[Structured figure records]

_ _ _

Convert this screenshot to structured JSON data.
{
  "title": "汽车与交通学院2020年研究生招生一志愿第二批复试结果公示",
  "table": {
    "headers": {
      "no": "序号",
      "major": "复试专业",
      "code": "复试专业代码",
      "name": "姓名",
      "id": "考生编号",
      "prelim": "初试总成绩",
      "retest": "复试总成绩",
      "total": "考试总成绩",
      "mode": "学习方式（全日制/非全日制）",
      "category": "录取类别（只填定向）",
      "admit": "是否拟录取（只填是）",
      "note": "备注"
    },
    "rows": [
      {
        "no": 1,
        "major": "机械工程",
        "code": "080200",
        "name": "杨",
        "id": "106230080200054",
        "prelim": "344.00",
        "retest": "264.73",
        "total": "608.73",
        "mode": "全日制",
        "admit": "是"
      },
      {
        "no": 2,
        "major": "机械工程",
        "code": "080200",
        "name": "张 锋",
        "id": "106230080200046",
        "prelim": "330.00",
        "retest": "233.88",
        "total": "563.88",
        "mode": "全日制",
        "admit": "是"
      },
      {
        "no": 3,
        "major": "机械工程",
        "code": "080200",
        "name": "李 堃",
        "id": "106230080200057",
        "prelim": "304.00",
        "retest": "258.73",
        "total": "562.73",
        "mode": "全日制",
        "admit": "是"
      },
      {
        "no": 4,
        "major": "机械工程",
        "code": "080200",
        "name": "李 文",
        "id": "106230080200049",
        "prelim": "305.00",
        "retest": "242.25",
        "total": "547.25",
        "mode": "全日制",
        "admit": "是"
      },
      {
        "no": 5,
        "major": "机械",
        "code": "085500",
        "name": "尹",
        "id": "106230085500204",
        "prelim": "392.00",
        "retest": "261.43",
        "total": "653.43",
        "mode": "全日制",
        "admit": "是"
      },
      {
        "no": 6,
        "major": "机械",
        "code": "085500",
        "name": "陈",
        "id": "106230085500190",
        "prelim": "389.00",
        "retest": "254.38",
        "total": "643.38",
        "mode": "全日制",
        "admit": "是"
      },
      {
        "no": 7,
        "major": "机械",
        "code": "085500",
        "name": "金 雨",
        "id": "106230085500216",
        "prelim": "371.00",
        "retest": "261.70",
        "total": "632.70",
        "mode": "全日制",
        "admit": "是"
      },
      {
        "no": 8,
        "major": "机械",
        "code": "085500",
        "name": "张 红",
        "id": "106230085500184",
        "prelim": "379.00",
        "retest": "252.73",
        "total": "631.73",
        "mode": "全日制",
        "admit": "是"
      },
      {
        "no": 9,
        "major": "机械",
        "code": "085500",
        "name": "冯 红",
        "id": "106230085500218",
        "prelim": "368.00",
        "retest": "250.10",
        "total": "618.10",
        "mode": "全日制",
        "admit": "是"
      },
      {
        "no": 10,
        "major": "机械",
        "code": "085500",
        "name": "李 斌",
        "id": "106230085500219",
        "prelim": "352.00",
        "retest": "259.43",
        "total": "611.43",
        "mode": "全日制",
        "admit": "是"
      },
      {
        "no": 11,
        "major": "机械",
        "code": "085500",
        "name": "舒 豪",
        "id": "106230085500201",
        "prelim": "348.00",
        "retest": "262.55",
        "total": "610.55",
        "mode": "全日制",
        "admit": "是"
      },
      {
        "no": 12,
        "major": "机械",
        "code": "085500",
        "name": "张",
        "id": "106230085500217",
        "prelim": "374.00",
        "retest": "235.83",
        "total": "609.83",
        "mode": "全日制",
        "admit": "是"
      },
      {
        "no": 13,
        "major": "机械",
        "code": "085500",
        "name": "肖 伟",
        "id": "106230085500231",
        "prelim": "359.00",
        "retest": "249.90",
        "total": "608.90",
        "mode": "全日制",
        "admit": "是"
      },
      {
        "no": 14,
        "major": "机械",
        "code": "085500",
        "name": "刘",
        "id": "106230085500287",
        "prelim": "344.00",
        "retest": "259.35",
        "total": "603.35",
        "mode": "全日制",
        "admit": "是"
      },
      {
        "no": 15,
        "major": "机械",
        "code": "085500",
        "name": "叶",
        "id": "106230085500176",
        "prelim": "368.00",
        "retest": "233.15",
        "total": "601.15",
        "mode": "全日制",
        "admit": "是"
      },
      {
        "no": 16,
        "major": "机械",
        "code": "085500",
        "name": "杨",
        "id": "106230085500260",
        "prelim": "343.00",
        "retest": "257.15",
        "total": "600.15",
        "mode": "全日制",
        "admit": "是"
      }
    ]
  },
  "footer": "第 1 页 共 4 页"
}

_ _ _

* _Exercise description_: Please output every record, keeping each line exact.

* _The answer_:
Convert this screenshot to structured JSON data.
{
  "title": "汽车与交通学院2020年研究生招生一志愿第二批复试结果公示",
  "table": {
    "headers": {
      "no": "序号",
      "major": "复试专业",
      "code": "复试专业代码",
      "name": "姓名",
      "id": "考生编号",
      "prelim": "初试总成绩",
      "retest": "复试总成绩",
      "total": "考试总成绩",
      "mode": "学习方式（全日制/非全日制）",
      "category": "录取类别（只填定向）",
      "admit": "是否拟录取（只填是）",
      "note": "备注"
    },
    "rows": [
      {
        "no": 1,
        "major": "机械工程",
        "code": "080200",
        "name": "杨",
        "id": "106230080200054",
        "prelim": "344.00",
        "retest": "264.73",
        "total": "608.73",
        "mode": "全日制",
        "admit": "是"
      },
      {
        "no": 2,
        "major": "机械工程",
        "code": "080200",
        "name": "张 锋",
        "id": "106230080200046",
        "prelim": "330.00",
        "retest": "233.88",
        "total": "563.88",
        "mode": "全日制",
        "admit": "是"
      },
      {
        "no": 3,
        "major": "机械工程",
        "code": "080200",
        "name": "李 堃",
        "id": "106230080200057",
        "prelim": "304.00",
        "retest": "258.73",
        "total": "562.73",
        "mode": "全日制",
        "admit": "是"
      },
      {
        "no": 4,
        "major": "机械工程",
        "code": "080200",
        "name": "李 文",
        "id": "106230080200049",
        "prelim": "305.00",
        "retest": "242.25",
        "total": "547.25",
        "mode": "全日制",
        "admit": "是"
      },
      {
        "no": 5,
        "major": "机械",
        "code": "085500",
        "name": "尹",
        "id": "106230085500204",
        "prelim": "392.00",
        "retest": "261.43",
        "total": "653.43",
        "mode": "全日制",
        "admit": "是"
      },
      {
        "no": 6,
        "major": "机械",
        "code": "085500",
        "name": "陈",
        "id": "106230085500190",
        "prelim": "389.00",
        "retest": "254.38",
        "total": "643.38",
        "mode": "全日制",
        "admit": "是"
      },
      {
        "no": 7,
        "major": "机械",
        "code": "085500",
        "name": "金 雨",
        "id": "106230085500216",
        "prelim": "371.00",
        "retest": "261.70",
        "total": "632.70",
        "mode": "全日制",
        "admit": "是"
      },
      {
        "no": 8,
        "major": "机械",
        "code": "085500",
        "name": "张 红",
        "id": "106230085500184",
        "prelim": "379.00",
        "retest": "252.73",
        "total": "631.73",
        "mode": "全日制",
        "admit": "是"
      },
      {
        "no": 9,
        "major": "机械",
        "code": "085500",
        "name": "冯 红",
        "id": "106230085500218",
        "prelim": "368.00",
        "retest": "250.10",
        "total": "618.10",
        "mode": "全日制",
        "admit": "是"
      },
      {
        "no": 10,
        "major": "机械",
        "code": "085500",
        "name": "李 斌",
        "id": "106230085500219",
        "prelim": "352.00",
        "retest": "259.43",
        "total": "611.43",
        "mode": "全日制",
        "admit": "是"
      },
      {
        "no": 11,
        "major": "机械",
        "code": "085500",
        "name": "舒 豪",
        "id": "106230085500201",
        "prelim": "348.00",
        "retest": "262.55",
        "total": "610.55",
        "mode": "全日制",
        "admit": "是"
      },
      {
        "no": 12,
        "major": "机械",
        "code": "085500",
        "name": "张",
        "id": "106230085500217",
        "prelim": "374.00",
        "retest": "235.83",
        "total": "609.83",
        "mode": "全日制",
        "admit": "是"
      },
      {
        "no": 13,
        "major": "机械",
        "code": "085500",
        "name": "肖 伟",
        "id": "106230085500231",
        "prelim": "359.00",
        "retest": "249.90",
        "total": "608.90",
        "mode": "全日制",
        "admit": "是"
      },
      {
        "no": 14,
        "major": "机械",
        "code": "085500",
        "name": "刘",
        "id": "106230085500287",
        "prelim": "344.00",
        "retest": "259.35",
        "total": "603.35",
        "mode": "全日制",
        "admit": "是"
      },
      {
        "no": 15,
        "major": "机械",
        "code": "085500",
        "name": "叶",
        "id": "106230085500176",
        "prelim": "368.00",
        "retest": "233.15",
        "total": "601.15",
        "mode": "全日制",
        "admit": "是"
      },
      {
        "no": 16,
        "major": "机械",
        "code": "085500",
        "name": "杨",
        "id": "106230085500260",
        "prelim": "343.00",
        "retest": "257.15",
        "total": "600.15",
        "mode": "全日制",
        "admit": "是"
      }
    ]
  },
  "footer": "第 1 页 共 4 页"
}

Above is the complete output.